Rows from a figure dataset
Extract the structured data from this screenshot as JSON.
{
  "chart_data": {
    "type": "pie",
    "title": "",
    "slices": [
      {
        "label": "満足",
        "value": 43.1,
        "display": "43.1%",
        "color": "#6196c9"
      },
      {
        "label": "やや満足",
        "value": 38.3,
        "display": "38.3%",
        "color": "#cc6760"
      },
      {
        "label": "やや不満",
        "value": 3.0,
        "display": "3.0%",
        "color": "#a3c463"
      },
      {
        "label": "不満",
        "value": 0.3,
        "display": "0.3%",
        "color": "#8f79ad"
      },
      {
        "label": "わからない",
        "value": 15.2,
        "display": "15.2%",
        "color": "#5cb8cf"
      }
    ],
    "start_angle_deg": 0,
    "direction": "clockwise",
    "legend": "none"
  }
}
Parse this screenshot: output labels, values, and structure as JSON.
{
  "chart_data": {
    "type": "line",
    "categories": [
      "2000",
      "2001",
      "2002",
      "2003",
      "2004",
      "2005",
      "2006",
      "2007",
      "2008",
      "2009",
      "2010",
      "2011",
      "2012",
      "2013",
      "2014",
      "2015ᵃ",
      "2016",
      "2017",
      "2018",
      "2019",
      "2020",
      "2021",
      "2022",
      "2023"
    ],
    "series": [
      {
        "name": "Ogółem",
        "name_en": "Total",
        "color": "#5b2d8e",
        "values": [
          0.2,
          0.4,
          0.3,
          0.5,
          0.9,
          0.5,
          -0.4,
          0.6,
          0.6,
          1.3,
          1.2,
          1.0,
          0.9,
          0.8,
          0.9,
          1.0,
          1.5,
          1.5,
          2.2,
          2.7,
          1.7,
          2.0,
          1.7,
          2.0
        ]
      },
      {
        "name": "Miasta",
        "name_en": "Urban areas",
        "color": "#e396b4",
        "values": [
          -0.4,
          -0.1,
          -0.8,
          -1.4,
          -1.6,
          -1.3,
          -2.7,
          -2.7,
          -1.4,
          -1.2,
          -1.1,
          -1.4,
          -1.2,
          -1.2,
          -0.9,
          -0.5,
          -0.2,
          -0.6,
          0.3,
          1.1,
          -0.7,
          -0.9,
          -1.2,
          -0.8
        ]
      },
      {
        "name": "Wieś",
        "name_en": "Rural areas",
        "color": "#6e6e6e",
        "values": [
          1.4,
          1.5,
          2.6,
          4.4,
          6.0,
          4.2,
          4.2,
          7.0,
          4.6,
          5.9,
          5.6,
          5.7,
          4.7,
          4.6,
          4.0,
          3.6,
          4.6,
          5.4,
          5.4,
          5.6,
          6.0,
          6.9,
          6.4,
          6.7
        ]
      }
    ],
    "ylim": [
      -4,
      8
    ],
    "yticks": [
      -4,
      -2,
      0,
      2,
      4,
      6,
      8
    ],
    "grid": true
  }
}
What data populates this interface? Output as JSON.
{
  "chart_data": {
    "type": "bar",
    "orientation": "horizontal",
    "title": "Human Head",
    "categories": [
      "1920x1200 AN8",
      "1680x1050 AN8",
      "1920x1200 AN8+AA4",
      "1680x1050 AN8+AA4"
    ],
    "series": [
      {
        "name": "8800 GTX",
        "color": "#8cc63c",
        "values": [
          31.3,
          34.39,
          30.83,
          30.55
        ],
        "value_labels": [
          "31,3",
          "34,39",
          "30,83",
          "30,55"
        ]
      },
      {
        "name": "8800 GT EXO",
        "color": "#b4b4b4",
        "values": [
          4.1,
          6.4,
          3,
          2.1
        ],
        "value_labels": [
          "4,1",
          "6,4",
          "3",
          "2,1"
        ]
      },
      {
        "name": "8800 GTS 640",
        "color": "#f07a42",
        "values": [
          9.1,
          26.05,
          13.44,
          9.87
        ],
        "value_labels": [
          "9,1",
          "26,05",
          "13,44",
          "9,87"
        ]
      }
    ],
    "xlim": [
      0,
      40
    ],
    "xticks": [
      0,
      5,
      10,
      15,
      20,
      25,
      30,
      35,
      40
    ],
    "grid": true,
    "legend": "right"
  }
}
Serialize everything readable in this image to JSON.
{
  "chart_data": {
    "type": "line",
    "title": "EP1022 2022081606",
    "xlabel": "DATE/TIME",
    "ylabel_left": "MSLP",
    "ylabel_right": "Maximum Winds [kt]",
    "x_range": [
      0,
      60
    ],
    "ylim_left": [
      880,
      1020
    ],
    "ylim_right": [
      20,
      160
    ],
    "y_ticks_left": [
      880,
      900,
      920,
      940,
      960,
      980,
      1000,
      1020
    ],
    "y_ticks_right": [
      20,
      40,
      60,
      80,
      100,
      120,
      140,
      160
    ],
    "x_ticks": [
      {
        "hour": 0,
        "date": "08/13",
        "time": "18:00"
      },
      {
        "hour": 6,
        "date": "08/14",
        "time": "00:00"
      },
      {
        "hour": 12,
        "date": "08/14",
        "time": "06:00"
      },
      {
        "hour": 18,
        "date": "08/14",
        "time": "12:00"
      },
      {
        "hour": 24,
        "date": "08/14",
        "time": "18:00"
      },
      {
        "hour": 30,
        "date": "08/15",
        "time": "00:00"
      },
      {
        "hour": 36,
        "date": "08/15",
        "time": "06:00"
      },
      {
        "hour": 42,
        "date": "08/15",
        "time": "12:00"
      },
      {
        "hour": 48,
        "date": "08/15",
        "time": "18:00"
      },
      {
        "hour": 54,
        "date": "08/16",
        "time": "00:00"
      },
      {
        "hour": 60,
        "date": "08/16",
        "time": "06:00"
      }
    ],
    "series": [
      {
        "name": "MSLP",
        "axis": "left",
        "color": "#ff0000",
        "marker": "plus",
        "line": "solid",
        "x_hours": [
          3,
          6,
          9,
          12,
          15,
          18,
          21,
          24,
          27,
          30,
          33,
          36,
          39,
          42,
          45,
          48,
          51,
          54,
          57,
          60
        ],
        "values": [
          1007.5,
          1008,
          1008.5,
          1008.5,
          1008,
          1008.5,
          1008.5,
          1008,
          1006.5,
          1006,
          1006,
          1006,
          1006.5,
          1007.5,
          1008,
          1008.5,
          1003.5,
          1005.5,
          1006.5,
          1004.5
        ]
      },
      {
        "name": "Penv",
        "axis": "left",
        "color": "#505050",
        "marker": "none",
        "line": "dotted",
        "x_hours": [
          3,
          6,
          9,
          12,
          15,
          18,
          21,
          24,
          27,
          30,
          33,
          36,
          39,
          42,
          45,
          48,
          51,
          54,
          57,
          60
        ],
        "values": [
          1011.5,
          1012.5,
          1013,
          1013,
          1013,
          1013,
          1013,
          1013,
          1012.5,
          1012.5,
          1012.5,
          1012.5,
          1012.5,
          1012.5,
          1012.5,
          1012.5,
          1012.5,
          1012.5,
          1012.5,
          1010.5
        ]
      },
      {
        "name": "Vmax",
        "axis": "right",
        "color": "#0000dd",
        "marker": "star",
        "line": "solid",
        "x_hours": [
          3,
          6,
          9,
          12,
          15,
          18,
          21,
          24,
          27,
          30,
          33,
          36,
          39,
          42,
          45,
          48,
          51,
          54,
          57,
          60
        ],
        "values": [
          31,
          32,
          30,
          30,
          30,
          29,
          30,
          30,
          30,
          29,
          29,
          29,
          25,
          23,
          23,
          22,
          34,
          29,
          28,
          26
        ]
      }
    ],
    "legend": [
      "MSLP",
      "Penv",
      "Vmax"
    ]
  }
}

▸ **Stated goal**:
Set down the material above again, word for word.

▸ **Exercise answer**:
Extract the structured data from this screenshot as JSON.
{
  "chart_data": {
    "type": "pie",
    "title": "",
    "slices": [
      {
        "label": "満足",
        "value": 43.1,
        "display": "43.1%",
        "color": "#6196c9"
      },
      {
        "label": "やや満足",
        "value": 38.3,
        "display": "38.3%",
        "color": "#cc6760"
      },
      {
        "label": "やや不満",
        "value": 3.0,
        "display": "3.0%",
        "color": "#a3c463"
      },
      {
        "label": "不満",
        "value": 0.3,
        "display": "0.3%",
        "color": "#8f79ad"
      },
      {
        "label": "わからない",
        "value": 15.2,
        "display": "15.2%",
        "color": "#5cb8cf"
      }
    ],
    "start_angle_deg": 0,
    "direction": "clockwise",
    "legend": "none"
  }
}
Parse this screenshot: output labels, values, and structure as JSON.
{
  "chart_data": {
    "type": "line",
    "categories": [
      "2000",
      "2001",
      "2002",
      "2003",
      "2004",
      "2005",
      "2006",
      "2007",
      "2008",
      "2009",
      "2010",
      "2011",
      "2012",
      "2013",
      "2014",
      "2015ᵃ",
      "2016",
      "2017",
      "2018",
      "2019",
      "2020",
      "2021",
      "2022",
      "2023"
    ],
    "series": [
      {
        "name": "Ogółem",
        "name_en": "Total",
        "color": "#5b2d8e",
        "values": [
          0.2,
          0.4,
          0.3,
          0.5,
          0.9,
          0.5,
          -0.4,
          0.6,
          0.6,
          1.3,
          1.2,
          1.0,
          0.9,
          0.8,
          0.9,
          1.0,
          1.5,
          1.5,
          2.2,
          2.7,
          1.7,
          2.0,
          1.7,
          2.0
        ]
      },
      {
        "name": "Miasta",
        "name_en": "Urban areas",
        "color": "#e396b4",
        "values": [
          -0.4,
          -0.1,
          -0.8,
          -1.4,
          -1.6,
          -1.3,
          -2.7,
          -2.7,
          -1.4,
          -1.2,
          -1.1,
          -1.4,
          -1.2,
          -1.2,
          -0.9,
          -0.5,
          -0.2,
          -0.6,
          0.3,
          1.1,
          -0.7,
          -0.9,
          -1.2,
          -0.8
        ]
      },
      {
        "name": "Wieś",
        "name_en": "Rural areas",
        "color": "#6e6e6e",
        "values": [
          1.4,
          1.5,
          2.6,
          4.4,
          6.0,
          4.2,
          4.2,
          7.0,
          4.6,
          5.9,
          5.6,
          5.7,
          4.7,
          4.6,
          4.0,
          3.6,
          4.6,
          5.4,
          5.4,
          5.6,
          6.0,
          6.9,
          6.4,
          6.7
        ]
      }
    ],
    "ylim": [
      -4,
      8
    ],
    "yticks": [
      -4,
      -2,
      0,
      2,
      4,
      6,
      8
    ],
    "grid": true
  }
}
What data populates this interface? Output as JSON.
{
  "chart_data": {
    "type": "bar",
    "orientation": "horizontal",
    "title": "Human Head",
    "categories": [
      "1920x1200 AN8",
      "1680x1050 AN8",
      "1920x1200 AN8+AA4",
      "1680x1050 AN8+AA4"
    ],
    "series": [
      {
        "name": "8800 GTX",
        "color": "#8cc63c",
        "values": [
          31.3,
          34.39,
          30.83,
          30.55
        ],
        "value_labels": [
          "31,3",
          "34,39",
          "30,83",
          "30,55"
        ]
      },
      {
        "name": "8800 GT EXO",
        "color": "#b4b4b4",
        "values": [
          4.1,
          6.4,
          3,
          2.1
        ],
        "value_labels": [
          "4,1",
          "6,4",
          "3",
          "2,1"
        ]
      },
      {
        "name": "8800 GTS 640",
        "color": "#f07a42",
        "values": [
          9.1,
          26.05,
          13.44,
          9.87
        ],
        "value_labels": [
          "9,1",
          "26,05",
          "13,44",
          "9,87"
        ]
      }
    ],
    "xlim": [
      0,
      40
    ],
    "xticks": [
      0,
      5,
      10,
      15,
      20,
      25,
      30,
      35,
      40
    ],
    "grid": true,
    "legend": "right"
  }
}
Serialize everything readable in this image to JSON.
{
  "chart_data": {
    "type": "line",
    "title": "EP1022 2022081606",
    "xlabel": "DATE/TIME",
    "ylabel_left": "MSLP",
    "ylabel_right": "Maximum Winds [kt]",
    "x_range": [
      0,
      60
    ],
    "ylim_left": [
      880,
      1020
    ],
    "ylim_right": [
      20,
      160
    ],
    "y_ticks_left": [
      880,
      900,
      920,
      940,
      960,
      980,
      1000,
      1020
    ],
    "y_ticks_right": [
      20,
      40,
      60,
      80,
      100,
      120,
      140,
      160
    ],
    "x_ticks": [
      {
        "hour": 0,
        "date": "08/13",
        "time": "18:00"
      },
      {
        "hour": 6,
        "date": "08/14",
        "time": "00:00"
      },
      {
        "hour": 12,
        "date": "08/14",
        "time": "06:00"
      },
      {
        "hour": 18,
        "date": "08/14",
        "time": "12:00"
      },
      {
        "hour": 24,
        "date": "08/14",
        "time": "18:00"
      },
      {
        "hour": 30,
        "date": "08/15",
        "time": "00:00"
      },
      {
        "hour": 36,
        "date": "08/15",
        "time": "06:00"
      },
      {
        "hour": 42,
        "date": "08/15",
        "time": "12:00"
      },
      {
        "hour": 48,
        "date": "08/15",
        "time": "18:00"
      },
      {
        "hour": 54,
        "date": "08/16",
        "time": "00:00"
      },
      {
        "hour": 60,
        "date": "08/16",
        "time": "06:00"
      }
    ],
    "series": [
      {
        "name": "MSLP",
        "axis": "left",
        "color": "#ff0000",
        "marker": "plus",
        "line": "solid",
        "x_hours": [
          3,
          6,
          9,
          12,
          15,
          18,
          21,
          24,
          27,
          30,
          33,
          36,
          39,
          42,
          45,
          48,
          51,
          54,
          57,
          60
        ],
        "values": [
          1007.5,
          1008,
          1008.5,
          1008.5,
          1008,
          1008.5,
          1008.5,
          1008,
          1006.5,
          1006,
          1006,
          1006,
          1006.5,
          1007.5,
          1008,
          1008.5,
          1003.5,
          1005.5,
          1006.5,
          1004.5
        ]
      },
      {
        "name": "Penv",
        "axis": "left",
        "color": "#505050",
        "marker": "none",
        "line": "dotted",
        "x_hours": [
          3,
          6,
          9,
          12,
          15,
          18,
          21,
          24,
          27,
          30,
          33,
          36,
          39,
          42,
          45,
          48,
          51,
          54,
          57,
          60
        ],
        "values": [
          1011.5,
          1012.5,
          1013,
          1013,
          1013,
          1013,
          1013,
          1013,
          1012.5,
          1012.5,
          1012.5,
          1012.5,
          1012.5,
          1012.5,
          1012.5,
          1012.5,
          1012.5,
          1012.5,
          1012.5,
          1010.5
        ]
      },
      {
        "name": "Vmax",
        "axis": "right",
        "color": "#0000dd",
        "marker": "star",
        "line": "solid",
        "x_hours": [
          3,
          6,
          9,
          12,
          15,
          18,
          21,
          24,
          27,
          30,
          33,
          36,
          39,
          42,
          45,
          48,
          51,
          54,
          57,
          60
        ],
        "values": [
          31,
          32,
          30,
          30,
          30,
          29,
          30,
          30,
          30,
          29,
          29,
          29,
          25,
          23,
          23,
          22,
          34,
          29,
          28,
          26
        ]
      }
    ],
    "legend": [
      "MSLP",
      "Penv",
      "Vmax"
    ]
  }
}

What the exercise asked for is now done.